[Saved data entries]
>>
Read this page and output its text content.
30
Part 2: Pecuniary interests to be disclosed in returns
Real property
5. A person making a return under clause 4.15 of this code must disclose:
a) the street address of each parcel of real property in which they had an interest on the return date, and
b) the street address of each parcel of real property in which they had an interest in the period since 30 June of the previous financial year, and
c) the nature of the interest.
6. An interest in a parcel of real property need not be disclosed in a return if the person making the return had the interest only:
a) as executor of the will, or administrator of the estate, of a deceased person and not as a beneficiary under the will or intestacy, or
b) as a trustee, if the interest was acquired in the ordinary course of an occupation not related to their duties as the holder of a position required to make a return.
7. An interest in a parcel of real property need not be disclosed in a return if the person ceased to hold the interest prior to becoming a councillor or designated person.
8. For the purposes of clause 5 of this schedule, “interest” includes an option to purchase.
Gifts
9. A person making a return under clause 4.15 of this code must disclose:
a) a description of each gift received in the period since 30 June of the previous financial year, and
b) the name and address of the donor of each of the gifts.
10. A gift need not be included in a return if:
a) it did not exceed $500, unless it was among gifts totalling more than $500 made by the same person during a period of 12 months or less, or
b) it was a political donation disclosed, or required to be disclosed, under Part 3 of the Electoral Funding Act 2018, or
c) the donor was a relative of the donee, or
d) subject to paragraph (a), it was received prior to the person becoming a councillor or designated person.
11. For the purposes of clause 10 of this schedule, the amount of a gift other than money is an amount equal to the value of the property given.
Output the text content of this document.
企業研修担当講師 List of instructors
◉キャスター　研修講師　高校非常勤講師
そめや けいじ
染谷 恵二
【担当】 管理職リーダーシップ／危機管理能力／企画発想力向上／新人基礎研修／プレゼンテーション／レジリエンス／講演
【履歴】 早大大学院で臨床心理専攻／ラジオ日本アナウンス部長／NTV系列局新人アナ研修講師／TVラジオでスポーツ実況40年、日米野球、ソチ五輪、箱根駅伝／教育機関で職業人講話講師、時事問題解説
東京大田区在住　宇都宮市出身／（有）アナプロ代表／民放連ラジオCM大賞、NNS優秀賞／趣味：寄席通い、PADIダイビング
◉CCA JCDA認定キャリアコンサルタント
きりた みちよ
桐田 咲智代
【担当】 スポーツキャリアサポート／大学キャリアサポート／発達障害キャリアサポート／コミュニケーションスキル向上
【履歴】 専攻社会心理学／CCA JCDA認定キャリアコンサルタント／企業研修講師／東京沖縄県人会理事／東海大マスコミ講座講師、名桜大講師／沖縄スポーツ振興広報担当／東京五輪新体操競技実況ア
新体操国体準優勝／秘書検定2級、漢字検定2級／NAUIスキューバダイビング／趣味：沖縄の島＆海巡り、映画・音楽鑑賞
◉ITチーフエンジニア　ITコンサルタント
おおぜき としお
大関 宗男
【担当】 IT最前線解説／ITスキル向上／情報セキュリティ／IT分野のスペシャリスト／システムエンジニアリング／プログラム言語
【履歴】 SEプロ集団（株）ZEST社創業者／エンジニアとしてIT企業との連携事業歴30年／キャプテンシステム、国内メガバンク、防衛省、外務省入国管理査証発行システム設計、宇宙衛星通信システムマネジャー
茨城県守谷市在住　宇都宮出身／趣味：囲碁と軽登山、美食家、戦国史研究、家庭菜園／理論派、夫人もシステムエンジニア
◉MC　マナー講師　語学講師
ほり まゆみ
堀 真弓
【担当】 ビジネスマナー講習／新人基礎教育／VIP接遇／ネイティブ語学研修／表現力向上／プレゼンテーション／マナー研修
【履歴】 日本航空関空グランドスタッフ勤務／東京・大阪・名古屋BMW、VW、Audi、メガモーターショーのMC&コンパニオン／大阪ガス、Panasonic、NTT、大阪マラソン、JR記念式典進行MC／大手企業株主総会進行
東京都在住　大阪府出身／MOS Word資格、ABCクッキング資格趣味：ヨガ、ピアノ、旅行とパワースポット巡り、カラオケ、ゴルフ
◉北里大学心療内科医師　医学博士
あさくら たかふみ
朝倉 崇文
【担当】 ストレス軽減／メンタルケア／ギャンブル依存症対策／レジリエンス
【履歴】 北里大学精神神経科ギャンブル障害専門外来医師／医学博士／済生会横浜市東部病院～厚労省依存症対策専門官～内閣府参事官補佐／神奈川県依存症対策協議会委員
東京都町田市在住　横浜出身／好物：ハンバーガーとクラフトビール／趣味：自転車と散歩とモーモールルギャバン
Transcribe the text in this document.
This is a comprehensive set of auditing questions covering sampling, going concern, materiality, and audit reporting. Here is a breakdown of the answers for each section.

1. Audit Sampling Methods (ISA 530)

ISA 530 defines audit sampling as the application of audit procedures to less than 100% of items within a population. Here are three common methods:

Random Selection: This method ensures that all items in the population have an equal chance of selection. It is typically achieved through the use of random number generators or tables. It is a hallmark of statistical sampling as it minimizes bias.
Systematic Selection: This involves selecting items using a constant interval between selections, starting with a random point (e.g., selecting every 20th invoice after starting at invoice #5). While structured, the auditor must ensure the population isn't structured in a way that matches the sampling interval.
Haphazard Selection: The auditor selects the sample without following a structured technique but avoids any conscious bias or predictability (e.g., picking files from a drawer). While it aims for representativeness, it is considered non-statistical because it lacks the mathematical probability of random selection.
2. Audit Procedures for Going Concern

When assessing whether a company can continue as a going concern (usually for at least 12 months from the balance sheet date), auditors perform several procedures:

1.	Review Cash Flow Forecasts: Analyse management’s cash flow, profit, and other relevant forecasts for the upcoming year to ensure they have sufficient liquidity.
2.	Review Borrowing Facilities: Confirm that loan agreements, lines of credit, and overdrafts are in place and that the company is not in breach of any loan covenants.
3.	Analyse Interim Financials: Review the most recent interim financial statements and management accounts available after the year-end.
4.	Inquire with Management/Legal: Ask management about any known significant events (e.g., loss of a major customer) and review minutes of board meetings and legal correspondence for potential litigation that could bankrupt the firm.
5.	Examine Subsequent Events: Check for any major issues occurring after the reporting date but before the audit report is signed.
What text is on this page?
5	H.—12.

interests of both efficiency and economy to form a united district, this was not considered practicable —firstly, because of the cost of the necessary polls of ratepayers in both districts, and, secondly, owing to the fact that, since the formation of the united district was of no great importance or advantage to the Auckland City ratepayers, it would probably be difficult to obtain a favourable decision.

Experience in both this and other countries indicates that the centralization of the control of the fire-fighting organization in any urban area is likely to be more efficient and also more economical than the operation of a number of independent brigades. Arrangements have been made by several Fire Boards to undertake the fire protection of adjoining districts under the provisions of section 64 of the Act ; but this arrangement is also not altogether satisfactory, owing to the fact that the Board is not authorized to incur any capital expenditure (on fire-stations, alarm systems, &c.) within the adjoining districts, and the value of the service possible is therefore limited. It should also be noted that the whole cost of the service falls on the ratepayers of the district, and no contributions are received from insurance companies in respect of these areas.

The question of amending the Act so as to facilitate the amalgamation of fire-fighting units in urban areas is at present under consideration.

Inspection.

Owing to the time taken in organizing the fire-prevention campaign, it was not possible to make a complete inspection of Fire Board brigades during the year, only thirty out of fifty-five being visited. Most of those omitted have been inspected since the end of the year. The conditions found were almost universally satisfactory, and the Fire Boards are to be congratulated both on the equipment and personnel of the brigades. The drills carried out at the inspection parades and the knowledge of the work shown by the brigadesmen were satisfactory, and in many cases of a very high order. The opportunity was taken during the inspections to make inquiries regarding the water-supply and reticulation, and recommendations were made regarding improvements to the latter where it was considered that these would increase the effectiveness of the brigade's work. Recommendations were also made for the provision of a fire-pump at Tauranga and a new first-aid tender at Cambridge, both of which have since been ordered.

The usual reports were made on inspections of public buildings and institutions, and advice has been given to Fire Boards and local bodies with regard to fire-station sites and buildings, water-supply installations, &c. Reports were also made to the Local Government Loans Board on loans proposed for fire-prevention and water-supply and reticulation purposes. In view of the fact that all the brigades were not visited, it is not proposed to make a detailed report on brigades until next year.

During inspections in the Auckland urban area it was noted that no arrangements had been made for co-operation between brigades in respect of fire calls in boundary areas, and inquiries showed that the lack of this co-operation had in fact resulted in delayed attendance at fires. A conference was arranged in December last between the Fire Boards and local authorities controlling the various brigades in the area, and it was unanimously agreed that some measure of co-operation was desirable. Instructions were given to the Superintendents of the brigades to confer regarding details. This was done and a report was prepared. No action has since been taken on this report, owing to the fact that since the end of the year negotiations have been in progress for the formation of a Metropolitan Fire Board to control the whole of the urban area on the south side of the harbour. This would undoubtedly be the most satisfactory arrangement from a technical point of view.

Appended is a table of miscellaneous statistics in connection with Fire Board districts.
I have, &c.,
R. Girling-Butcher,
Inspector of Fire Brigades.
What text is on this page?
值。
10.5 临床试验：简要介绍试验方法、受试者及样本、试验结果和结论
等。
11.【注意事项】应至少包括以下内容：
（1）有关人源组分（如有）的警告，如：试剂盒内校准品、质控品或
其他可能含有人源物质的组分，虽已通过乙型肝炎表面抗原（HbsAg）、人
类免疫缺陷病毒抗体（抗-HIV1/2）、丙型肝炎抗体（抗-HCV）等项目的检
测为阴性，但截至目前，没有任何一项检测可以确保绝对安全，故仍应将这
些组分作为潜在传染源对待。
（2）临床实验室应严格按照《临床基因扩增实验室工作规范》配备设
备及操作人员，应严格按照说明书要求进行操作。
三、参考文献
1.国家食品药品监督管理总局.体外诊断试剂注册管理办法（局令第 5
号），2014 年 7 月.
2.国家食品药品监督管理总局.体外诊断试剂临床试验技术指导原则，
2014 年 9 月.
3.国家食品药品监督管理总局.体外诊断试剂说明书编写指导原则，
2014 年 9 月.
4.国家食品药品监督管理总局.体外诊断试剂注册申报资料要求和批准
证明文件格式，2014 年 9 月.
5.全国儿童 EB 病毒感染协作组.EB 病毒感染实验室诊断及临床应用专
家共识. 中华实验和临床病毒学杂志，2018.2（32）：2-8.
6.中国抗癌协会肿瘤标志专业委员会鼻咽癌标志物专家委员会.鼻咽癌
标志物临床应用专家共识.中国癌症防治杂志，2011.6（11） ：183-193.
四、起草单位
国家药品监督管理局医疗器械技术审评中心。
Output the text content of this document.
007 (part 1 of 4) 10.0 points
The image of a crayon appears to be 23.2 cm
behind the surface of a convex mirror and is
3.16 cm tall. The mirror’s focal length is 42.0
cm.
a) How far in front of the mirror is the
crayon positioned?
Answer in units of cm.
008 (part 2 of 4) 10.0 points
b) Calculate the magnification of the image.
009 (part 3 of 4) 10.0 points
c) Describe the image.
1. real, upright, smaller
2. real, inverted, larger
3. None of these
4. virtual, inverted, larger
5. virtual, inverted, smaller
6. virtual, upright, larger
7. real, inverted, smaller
<<
* **What you have to do**: Scan the listing above for the word "larger" and copy every line that holds it.

* **Solution to this task**:
2. real, inverted, larger
4. virtual, inverted, larger
6. virtual, upright, larger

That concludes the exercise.